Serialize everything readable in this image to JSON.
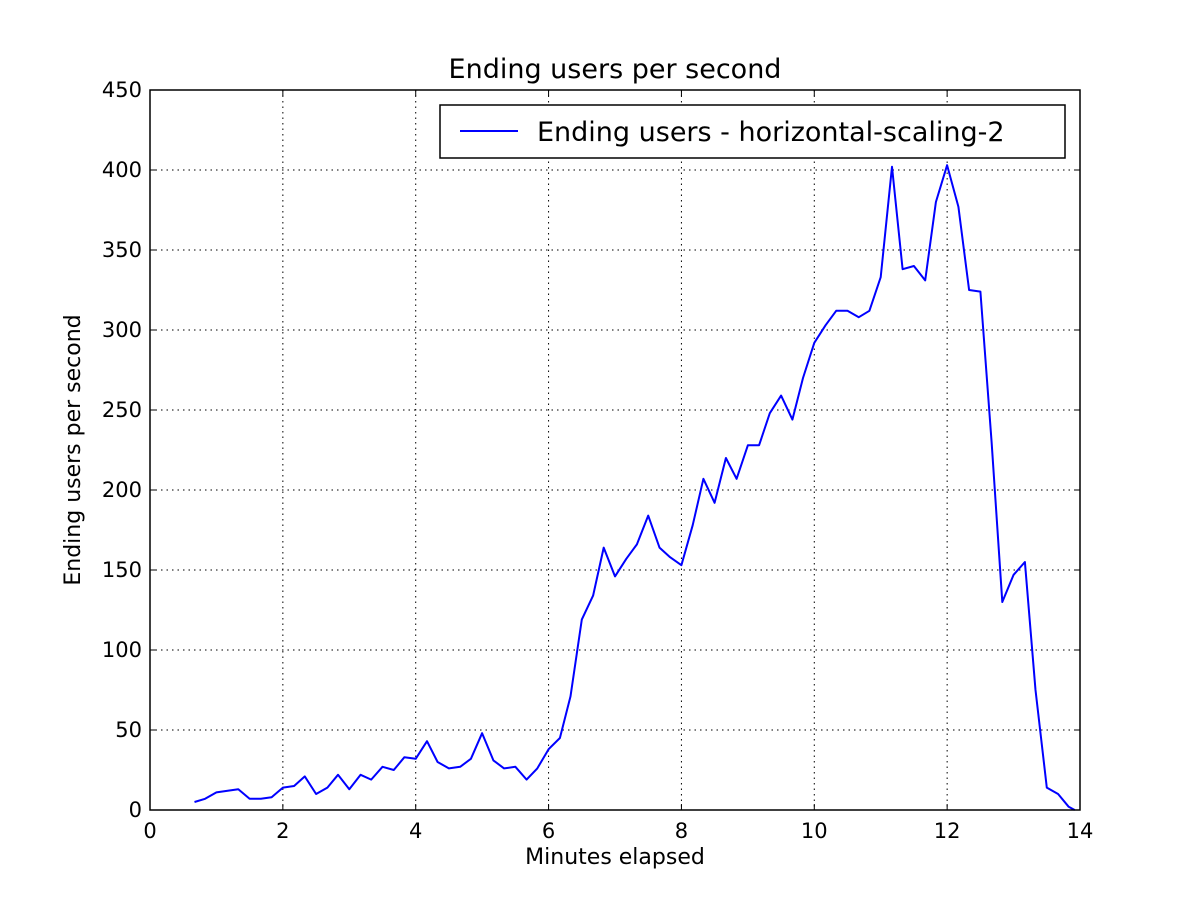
{
  "chart_data": {
    "type": "line",
    "title": "Ending users per second",
    "xlabel": "Minutes elapsed",
    "ylabel": "Ending users per second",
    "xlim": [
      0,
      14
    ],
    "ylim": [
      0,
      450
    ],
    "xticks": [
      0,
      2,
      4,
      6,
      8,
      10,
      12,
      14
    ],
    "yticks": [
      0,
      50,
      100,
      150,
      200,
      250,
      300,
      350,
      400,
      450
    ],
    "grid": true,
    "legend_position": "top-right",
    "series": [
      {
        "name": "Ending users - horizontal-scaling-2",
        "color": "#0000ff",
        "x": [
          0.67,
          0.83,
          1.0,
          1.17,
          1.33,
          1.5,
          1.67,
          1.83,
          2.0,
          2.17,
          2.33,
          2.5,
          2.67,
          2.83,
          3.0,
          3.17,
          3.33,
          3.5,
          3.67,
          3.83,
          4.0,
          4.17,
          4.33,
          4.5,
          4.67,
          4.83,
          5.0,
          5.17,
          5.33,
          5.5,
          5.67,
          5.83,
          6.0,
          6.17,
          6.33,
          6.5,
          6.67,
          6.83,
          7.0,
          7.17,
          7.33,
          7.5,
          7.67,
          7.83,
          8.0,
          8.17,
          8.33,
          8.5,
          8.67,
          8.83,
          9.0,
          9.17,
          9.33,
          9.5,
          9.67,
          9.83,
          10.0,
          10.17,
          10.33,
          10.5,
          10.67,
          10.83,
          11.0,
          11.17,
          11.33,
          11.5,
          11.67,
          11.83,
          12.0,
          12.17,
          12.33,
          12.5,
          12.67,
          12.83,
          13.0,
          13.17,
          13.33,
          13.5,
          13.67,
          13.83,
          13.92
        ],
        "y": [
          5,
          7,
          11,
          12,
          13,
          7,
          7,
          8,
          14,
          15,
          21,
          10,
          14,
          22,
          13,
          22,
          19,
          27,
          25,
          33,
          32,
          43,
          30,
          26,
          27,
          32,
          48,
          31,
          26,
          27,
          19,
          26,
          38,
          45,
          71,
          119,
          134,
          164,
          146,
          157,
          166,
          184,
          164,
          158,
          153,
          178,
          207,
          192,
          220,
          207,
          228,
          228,
          248,
          259,
          244,
          270,
          292,
          303,
          312,
          312,
          308,
          312,
          333,
          402,
          338,
          340,
          331,
          380,
          403,
          377,
          325,
          324,
          230,
          130,
          147,
          155,
          75,
          14,
          10,
          2,
          0
        ]
      }
    ]
  }
}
========
### [TASK INSTRUCTIONS]
Lines containing the word "users" are to be tallied; report only the total.

### [SOLUTION FOR THIS PROBLEM]
3